**Required work**
Output the data word for word, dropping every image.

**Material provided**
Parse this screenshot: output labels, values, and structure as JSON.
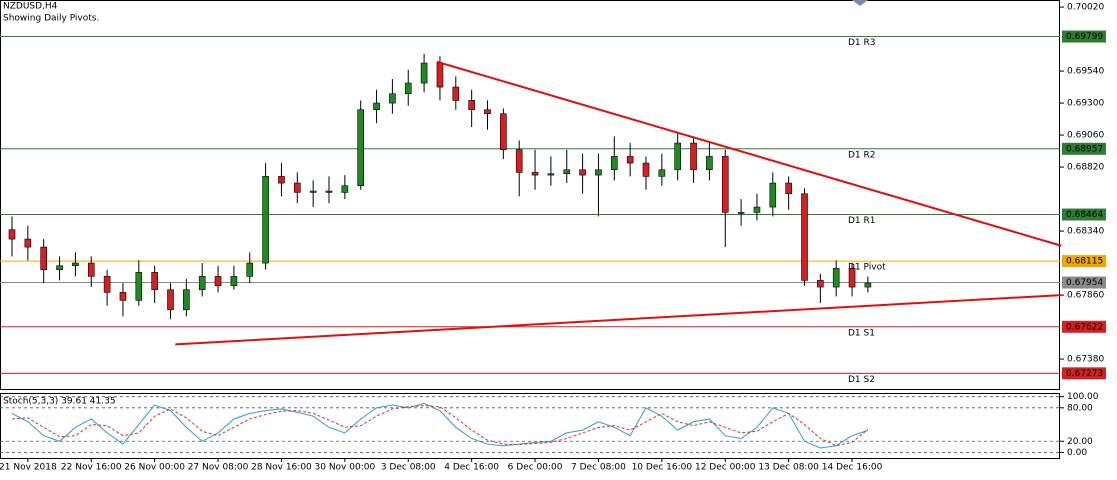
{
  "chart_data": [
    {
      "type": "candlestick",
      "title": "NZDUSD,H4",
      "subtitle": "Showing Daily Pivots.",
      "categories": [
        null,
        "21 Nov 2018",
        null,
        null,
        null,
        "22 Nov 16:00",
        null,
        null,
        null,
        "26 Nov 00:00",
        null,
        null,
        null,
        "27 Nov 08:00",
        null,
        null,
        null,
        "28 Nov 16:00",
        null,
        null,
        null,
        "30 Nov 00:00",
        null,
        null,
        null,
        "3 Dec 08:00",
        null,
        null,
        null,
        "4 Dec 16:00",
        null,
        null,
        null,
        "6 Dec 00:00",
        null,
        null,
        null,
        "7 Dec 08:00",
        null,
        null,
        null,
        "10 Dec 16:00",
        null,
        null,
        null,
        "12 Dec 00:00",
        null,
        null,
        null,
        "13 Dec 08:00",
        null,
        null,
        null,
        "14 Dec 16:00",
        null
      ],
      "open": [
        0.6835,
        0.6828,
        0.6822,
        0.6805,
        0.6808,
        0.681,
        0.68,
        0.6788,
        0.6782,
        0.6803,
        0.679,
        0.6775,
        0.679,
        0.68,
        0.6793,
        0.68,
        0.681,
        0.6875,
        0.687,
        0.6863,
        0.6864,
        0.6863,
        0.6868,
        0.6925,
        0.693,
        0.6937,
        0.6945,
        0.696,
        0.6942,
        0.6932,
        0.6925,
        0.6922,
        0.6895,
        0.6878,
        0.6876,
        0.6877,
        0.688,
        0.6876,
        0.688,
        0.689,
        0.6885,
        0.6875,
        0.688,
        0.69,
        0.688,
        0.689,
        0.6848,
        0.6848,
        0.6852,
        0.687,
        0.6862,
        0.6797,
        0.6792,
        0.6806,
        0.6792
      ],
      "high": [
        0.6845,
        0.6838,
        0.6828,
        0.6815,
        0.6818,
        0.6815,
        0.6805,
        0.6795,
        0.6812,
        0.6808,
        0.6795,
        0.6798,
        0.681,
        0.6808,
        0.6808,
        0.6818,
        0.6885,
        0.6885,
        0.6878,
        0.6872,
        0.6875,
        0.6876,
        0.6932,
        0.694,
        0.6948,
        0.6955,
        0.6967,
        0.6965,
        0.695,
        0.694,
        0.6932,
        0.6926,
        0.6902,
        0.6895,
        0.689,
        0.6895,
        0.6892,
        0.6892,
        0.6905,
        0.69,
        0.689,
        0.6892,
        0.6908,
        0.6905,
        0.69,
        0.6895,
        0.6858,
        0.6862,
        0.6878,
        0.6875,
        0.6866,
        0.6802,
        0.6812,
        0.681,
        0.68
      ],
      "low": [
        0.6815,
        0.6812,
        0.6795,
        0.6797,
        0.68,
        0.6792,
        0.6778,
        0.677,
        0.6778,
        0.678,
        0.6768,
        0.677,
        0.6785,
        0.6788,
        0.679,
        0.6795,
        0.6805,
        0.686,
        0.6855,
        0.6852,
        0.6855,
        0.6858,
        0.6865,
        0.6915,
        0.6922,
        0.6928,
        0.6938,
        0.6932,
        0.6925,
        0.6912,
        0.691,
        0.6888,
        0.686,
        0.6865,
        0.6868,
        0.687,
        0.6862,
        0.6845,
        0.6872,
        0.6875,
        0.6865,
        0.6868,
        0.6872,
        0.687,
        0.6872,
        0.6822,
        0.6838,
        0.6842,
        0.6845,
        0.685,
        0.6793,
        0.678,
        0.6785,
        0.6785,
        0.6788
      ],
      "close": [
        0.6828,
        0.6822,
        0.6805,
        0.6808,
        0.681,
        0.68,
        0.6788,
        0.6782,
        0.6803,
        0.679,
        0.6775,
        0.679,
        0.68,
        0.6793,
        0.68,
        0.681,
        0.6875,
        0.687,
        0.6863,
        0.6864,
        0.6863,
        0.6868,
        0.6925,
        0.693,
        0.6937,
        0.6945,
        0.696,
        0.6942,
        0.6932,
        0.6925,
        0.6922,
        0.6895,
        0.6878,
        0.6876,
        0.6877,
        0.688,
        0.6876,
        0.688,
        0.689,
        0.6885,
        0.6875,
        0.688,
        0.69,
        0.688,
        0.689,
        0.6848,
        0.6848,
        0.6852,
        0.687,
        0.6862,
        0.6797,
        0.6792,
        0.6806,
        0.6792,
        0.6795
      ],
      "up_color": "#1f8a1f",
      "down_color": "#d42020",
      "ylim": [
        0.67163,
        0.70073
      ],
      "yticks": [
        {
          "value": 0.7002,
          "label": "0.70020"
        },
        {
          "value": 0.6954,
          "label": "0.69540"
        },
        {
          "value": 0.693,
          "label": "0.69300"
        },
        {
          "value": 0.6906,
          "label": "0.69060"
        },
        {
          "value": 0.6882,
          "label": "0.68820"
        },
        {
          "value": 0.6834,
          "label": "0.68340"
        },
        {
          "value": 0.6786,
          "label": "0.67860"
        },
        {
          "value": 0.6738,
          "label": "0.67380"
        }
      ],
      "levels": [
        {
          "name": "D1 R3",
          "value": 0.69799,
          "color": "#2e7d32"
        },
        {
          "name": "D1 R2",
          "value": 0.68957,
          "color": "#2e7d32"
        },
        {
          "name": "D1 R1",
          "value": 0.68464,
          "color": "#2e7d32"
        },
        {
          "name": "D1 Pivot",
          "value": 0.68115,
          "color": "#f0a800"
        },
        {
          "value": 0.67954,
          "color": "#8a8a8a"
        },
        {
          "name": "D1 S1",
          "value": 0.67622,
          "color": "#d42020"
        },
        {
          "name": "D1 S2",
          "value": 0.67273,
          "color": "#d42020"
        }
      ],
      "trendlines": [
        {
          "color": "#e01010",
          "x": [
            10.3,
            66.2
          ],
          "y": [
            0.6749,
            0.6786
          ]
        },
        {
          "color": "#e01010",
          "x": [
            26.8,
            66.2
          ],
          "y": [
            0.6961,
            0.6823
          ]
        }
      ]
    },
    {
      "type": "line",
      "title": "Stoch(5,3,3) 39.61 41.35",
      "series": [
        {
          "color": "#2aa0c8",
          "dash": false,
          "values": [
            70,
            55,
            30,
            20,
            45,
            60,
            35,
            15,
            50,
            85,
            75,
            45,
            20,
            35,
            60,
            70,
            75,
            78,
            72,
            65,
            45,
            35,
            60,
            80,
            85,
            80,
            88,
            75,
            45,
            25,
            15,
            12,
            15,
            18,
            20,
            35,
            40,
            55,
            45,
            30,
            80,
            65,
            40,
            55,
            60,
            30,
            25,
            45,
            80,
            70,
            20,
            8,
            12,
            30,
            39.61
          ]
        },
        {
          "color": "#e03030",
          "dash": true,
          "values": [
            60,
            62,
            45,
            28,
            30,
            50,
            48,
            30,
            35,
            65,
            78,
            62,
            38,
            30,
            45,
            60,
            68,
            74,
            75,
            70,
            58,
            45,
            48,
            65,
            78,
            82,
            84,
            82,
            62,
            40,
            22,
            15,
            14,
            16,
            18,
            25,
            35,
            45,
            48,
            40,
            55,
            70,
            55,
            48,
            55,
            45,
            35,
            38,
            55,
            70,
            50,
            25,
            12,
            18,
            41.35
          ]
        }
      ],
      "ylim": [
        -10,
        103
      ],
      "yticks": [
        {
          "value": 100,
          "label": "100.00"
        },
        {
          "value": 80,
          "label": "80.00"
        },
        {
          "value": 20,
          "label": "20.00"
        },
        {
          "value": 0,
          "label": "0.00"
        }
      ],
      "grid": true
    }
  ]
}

**The completed task**
Parse this screenshot: output labels, values, and structure as JSON.
{
  "chart_data": [
    {
      "type": "candlestick",
      "title": "NZDUSD,H4",
      "subtitle": "Showing Daily Pivots.",
      "categories": [
        null,
        "21 Nov 2018",
        null,
        null,
        null,
        "22 Nov 16:00",
        null,
        null,
        null,
        "26 Nov 00:00",
        null,
        null,
        null,
        "27 Nov 08:00",
        null,
        null,
        null,
        "28 Nov 16:00",
        null,
        null,
        null,
        "30 Nov 00:00",
        null,
        null,
        null,
        "3 Dec 08:00",
        null,
        null,
        null,
        "4 Dec 16:00",
        null,
        null,
        null,
        "6 Dec 00:00",
        null,
        null,
        null,
        "7 Dec 08:00",
        null,
        null,
        null,
        "10 Dec 16:00",
        null,
        null,
        null,
        "12 Dec 00:00",
        null,
        null,
        null,
        "13 Dec 08:00",
        null,
        null,
        null,
        "14 Dec 16:00",
        null
      ],
      "open": [
        0.6835,
        0.6828,
        0.6822,
        0.6805,
        0.6808,
        0.681,
        0.68,
        0.6788,
        0.6782,
        0.6803,
        0.679,
        0.6775,
        0.679,
        0.68,
        0.6793,
        0.68,
        0.681,
        0.6875,
        0.687,
        0.6863,
        0.6864,
        0.6863,
        0.6868,
        0.6925,
        0.693,
        0.6937,
        0.6945,
        0.696,
        0.6942,
        0.6932,
        0.6925,
        0.6922,
        0.6895,
        0.6878,
        0.6876,
        0.6877,
        0.688,
        0.6876,
        0.688,
        0.689,
        0.6885,
        0.6875,
        0.688,
        0.69,
        0.688,
        0.689,
        0.6848,
        0.6848,
        0.6852,
        0.687,
        0.6862,
        0.6797,
        0.6792,
        0.6806,
        0.6792
      ],
      "high": [
        0.6845,
        0.6838,
        0.6828,
        0.6815,
        0.6818,
        0.6815,
        0.6805,
        0.6795,
        0.6812,
        0.6808,
        0.6795,
        0.6798,
        0.681,
        0.6808,
        0.6808,
        0.6818,
        0.6885,
        0.6885,
        0.6878,
        0.6872,
        0.6875,
        0.6876,
        0.6932,
        0.694,
        0.6948,
        0.6955,
        0.6967,
        0.6965,
        0.695,
        0.694,
        0.6932,
        0.6926,
        0.6902,
        0.6895,
        0.689,
        0.6895,
        0.6892,
        0.6892,
        0.6905,
        0.69,
        0.689,
        0.6892,
        0.6908,
        0.6905,
        0.69,
        0.6895,
        0.6858,
        0.6862,
        0.6878,
        0.6875,
        0.6866,
        0.6802,
        0.6812,
        0.681,
        0.68
      ],
      "low": [
        0.6815,
        0.6812,
        0.6795,
        0.6797,
        0.68,
        0.6792,
        0.6778,
        0.677,
        0.6778,
        0.678,
        0.6768,
        0.677,
        0.6785,
        0.6788,
        0.679,
        0.6795,
        0.6805,
        0.686,
        0.6855,
        0.6852,
        0.6855,
        0.6858,
        0.6865,
        0.6915,
        0.6922,
        0.6928,
        0.6938,
        0.6932,
        0.6925,
        0.6912,
        0.691,
        0.6888,
        0.686,
        0.6865,
        0.6868,
        0.687,
        0.6862,
        0.6845,
        0.6872,
        0.6875,
        0.6865,
        0.6868,
        0.6872,
        0.687,
        0.6872,
        0.6822,
        0.6838,
        0.6842,
        0.6845,
        0.685,
        0.6793,
        0.678,
        0.6785,
        0.6785,
        0.6788
      ],
      "close": [
        0.6828,
        0.6822,
        0.6805,
        0.6808,
        0.681,
        0.68,
        0.6788,
        0.6782,
        0.6803,
        0.679,
        0.6775,
        0.679,
        0.68,
        0.6793,
        0.68,
        0.681,
        0.6875,
        0.687,
        0.6863,
        0.6864,
        0.6863,
        0.6868,
        0.6925,
        0.693,
        0.6937,
        0.6945,
        0.696,
        0.6942,
        0.6932,
        0.6925,
        0.6922,
        0.6895,
        0.6878,
        0.6876,
        0.6877,
        0.688,
        0.6876,
        0.688,
        0.689,
        0.6885,
        0.6875,
        0.688,
        0.69,
        0.688,
        0.689,
        0.6848,
        0.6848,
        0.6852,
        0.687,
        0.6862,
        0.6797,
        0.6792,
        0.6806,
        0.6792,
        0.6795
      ],
      "up_color": "#1f8a1f",
      "down_color": "#d42020",
      "ylim": [
        0.67163,
        0.70073
      ],
      "yticks": [
        {
          "value": 0.7002,
          "label": "0.70020"
        },
        {
          "value": 0.6954,
          "label": "0.69540"
        },
        {
          "value": 0.693,
          "label": "0.69300"
        },
        {
          "value": 0.6906,
          "label": "0.69060"
        },
        {
          "value": 0.6882,
          "label": "0.68820"
        },
        {
          "value": 0.6834,
          "label": "0.68340"
        },
        {
          "value": 0.6786,
          "label": "0.67860"
        },
        {
          "value": 0.6738,
          "label": "0.67380"
        }
      ],
      "levels": [
        {
          "name": "D1 R3",
          "value": 0.69799,
          "color": "#2e7d32"
        },
        {
          "name": "D1 R2",
          "value": 0.68957,
          "color": "#2e7d32"
        },
        {
          "name": "D1 R1",
          "value": 0.68464,
          "color": "#2e7d32"
        },
        {
          "name": "D1 Pivot",
          "value": 0.68115,
          "color": "#f0a800"
        },
        {
          "value": 0.67954,
          "color": "#8a8a8a"
        },
        {
          "name": "D1 S1",
          "value": 0.67622,
          "color": "#d42020"
        },
        {
          "name": "D1 S2",
          "value": 0.67273,
          "color": "#d42020"
        }
      ],
      "trendlines": [
        {
          "color": "#e01010",
          "x": [
            10.3,
            66.2
          ],
          "y": [
            0.6749,
            0.6786
          ]
        },
        {
          "color": "#e01010",
          "x": [
            26.8,
            66.2
          ],
          "y": [
            0.6961,
            0.6823
          ]
        }
      ]
    },
    {
      "type": "line",
      "title": "Stoch(5,3,3) 39.61 41.35",
      "series": [
        {
          "color": "#2aa0c8",
          "dash": false,
          "values": [
            70,
            55,
            30,
            20,
            45,
            60,
            35,
            15,
            50,
            85,
            75,
            45,
            20,
            35,
            60,
            70,
            75,
            78,
            72,
            65,
            45,
            35,
            60,
            80,
            85,
            80,
            88,
            75,
            45,
            25,
            15,
            12,
            15,
            18,
            20,
            35,
            40,
            55,
            45,
            30,
            80,
            65,
            40,
            55,
            60,
            30,
            25,
            45,
            80,
            70,
            20,
            8,
            12,
            30,
            39.61
          ]
        },
        {
          "color": "#e03030",
          "dash": true,
          "values": [
            60,
            62,
            45,
            28,
            30,
            50,
            48,
            30,
            35,
            65,
            78,
            62,
            38,
            30,
            45,
            60,
            68,
            74,
            75,
            70,
            58,
            45,
            48,
            65,
            78,
            82,
            84,
            82,
            62,
            40,
            22,
            15,
            14,
            16,
            18,
            25,
            35,
            45,
            48,
            40,
            55,
            70,
            55,
            48,
            55,
            45,
            35,
            38,
            55,
            70,
            50,
            25,
            12,
            18,
            41.35
          ]
        }
      ],
      "ylim": [
        -10,
        103
      ],
      "yticks": [
        {
          "value": 100,
          "label": "100.00"
        },
        {
          "value": 80,
          "label": "80.00"
        },
        {
          "value": 20,
          "label": "20.00"
        },
        {
          "value": 0,
          "label": "0.00"
        }
      ],
      "grid": true
    }
  ]
}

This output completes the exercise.